Stored data entries →
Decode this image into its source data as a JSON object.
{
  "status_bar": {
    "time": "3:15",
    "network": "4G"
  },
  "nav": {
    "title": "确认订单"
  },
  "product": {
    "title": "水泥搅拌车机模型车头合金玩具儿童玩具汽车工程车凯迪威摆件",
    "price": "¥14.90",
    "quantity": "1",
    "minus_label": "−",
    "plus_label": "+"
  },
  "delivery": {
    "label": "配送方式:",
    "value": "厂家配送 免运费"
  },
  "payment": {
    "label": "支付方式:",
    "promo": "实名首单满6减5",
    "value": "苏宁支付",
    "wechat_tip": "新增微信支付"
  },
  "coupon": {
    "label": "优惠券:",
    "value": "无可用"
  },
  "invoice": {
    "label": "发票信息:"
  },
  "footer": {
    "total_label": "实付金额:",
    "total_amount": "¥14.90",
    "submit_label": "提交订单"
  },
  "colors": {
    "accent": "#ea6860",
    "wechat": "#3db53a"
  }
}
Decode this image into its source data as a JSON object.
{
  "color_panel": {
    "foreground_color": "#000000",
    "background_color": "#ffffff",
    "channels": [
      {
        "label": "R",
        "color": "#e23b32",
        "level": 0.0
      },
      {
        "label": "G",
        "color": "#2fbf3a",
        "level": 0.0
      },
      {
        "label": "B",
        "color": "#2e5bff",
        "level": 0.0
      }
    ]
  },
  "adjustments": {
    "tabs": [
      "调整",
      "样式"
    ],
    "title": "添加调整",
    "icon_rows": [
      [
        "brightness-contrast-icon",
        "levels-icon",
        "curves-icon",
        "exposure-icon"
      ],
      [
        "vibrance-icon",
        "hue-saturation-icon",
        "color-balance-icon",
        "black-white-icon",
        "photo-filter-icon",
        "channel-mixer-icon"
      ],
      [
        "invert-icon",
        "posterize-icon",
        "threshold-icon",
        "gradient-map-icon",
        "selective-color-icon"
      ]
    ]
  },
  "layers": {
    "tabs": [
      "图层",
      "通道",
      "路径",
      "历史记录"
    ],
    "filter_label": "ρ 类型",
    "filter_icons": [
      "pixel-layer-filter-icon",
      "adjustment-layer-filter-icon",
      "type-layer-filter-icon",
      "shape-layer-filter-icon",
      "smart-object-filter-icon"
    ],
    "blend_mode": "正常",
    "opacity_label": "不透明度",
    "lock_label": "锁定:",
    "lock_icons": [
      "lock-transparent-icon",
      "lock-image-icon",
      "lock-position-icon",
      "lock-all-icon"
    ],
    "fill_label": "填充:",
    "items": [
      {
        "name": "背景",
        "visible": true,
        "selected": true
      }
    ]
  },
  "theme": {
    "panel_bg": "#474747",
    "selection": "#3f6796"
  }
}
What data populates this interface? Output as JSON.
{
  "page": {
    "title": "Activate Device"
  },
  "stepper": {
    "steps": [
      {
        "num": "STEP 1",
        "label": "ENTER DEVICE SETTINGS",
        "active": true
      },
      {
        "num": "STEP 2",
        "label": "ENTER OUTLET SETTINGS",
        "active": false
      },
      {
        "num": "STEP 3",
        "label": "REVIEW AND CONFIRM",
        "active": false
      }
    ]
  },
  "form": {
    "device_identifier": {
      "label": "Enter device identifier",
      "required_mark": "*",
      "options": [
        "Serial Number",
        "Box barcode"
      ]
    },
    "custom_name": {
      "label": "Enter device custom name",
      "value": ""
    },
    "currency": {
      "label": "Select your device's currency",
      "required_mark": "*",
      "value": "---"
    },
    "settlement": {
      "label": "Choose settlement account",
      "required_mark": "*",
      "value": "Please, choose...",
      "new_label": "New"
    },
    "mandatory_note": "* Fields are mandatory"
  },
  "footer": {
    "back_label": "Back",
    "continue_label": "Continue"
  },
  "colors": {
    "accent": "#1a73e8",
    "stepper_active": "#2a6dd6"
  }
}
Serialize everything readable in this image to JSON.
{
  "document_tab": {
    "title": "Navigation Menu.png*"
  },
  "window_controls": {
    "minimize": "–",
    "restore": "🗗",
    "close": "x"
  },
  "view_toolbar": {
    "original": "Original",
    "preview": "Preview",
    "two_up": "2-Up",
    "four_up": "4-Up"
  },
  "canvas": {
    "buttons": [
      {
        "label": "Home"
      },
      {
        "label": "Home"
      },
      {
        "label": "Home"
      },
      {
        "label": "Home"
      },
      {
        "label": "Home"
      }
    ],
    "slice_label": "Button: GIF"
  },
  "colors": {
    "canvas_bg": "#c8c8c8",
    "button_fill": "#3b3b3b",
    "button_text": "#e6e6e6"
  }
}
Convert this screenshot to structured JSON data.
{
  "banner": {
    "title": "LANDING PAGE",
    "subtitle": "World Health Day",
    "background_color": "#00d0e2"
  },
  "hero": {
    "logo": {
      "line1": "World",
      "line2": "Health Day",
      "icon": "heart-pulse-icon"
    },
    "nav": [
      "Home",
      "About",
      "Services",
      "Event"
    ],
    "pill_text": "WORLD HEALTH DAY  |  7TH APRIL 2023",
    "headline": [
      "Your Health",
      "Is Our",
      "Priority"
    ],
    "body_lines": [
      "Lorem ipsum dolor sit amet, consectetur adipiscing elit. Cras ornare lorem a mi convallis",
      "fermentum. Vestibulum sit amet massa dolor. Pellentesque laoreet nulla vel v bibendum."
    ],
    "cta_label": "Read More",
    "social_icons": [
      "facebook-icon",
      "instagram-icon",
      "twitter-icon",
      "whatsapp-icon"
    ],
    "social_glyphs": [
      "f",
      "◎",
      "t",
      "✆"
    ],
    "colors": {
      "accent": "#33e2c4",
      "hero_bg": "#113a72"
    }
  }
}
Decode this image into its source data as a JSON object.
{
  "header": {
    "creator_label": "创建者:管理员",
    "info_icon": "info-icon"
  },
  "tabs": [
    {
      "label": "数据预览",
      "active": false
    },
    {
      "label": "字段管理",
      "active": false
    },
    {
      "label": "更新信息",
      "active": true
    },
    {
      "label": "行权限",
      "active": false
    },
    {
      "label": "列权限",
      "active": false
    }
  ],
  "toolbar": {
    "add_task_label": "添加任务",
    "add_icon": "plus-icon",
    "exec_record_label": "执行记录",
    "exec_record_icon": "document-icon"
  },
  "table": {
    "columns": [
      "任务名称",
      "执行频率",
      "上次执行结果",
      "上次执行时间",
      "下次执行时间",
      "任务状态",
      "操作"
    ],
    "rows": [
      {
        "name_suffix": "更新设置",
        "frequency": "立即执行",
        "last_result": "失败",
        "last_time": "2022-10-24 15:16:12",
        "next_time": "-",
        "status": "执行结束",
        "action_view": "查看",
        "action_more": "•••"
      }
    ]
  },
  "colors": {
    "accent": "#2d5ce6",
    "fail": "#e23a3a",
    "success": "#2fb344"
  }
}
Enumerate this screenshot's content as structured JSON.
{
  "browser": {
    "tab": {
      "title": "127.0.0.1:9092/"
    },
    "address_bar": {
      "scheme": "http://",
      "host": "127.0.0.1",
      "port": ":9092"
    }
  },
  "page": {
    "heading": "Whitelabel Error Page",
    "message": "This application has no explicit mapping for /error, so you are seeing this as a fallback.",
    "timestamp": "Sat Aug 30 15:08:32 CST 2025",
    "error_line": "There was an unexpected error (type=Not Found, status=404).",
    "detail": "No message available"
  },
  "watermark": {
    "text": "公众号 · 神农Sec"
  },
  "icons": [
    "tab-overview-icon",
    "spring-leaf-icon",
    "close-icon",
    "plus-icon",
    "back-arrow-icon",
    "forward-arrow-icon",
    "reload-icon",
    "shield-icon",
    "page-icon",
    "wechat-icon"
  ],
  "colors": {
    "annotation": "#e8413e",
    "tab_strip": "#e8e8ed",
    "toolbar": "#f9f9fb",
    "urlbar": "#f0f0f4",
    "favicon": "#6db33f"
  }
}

THE TASK →
Collect every line from the records above that contains the word "currency".

RESULT OF THE EXERCISE →
    "currency": {
      "label": "Select your device's currency",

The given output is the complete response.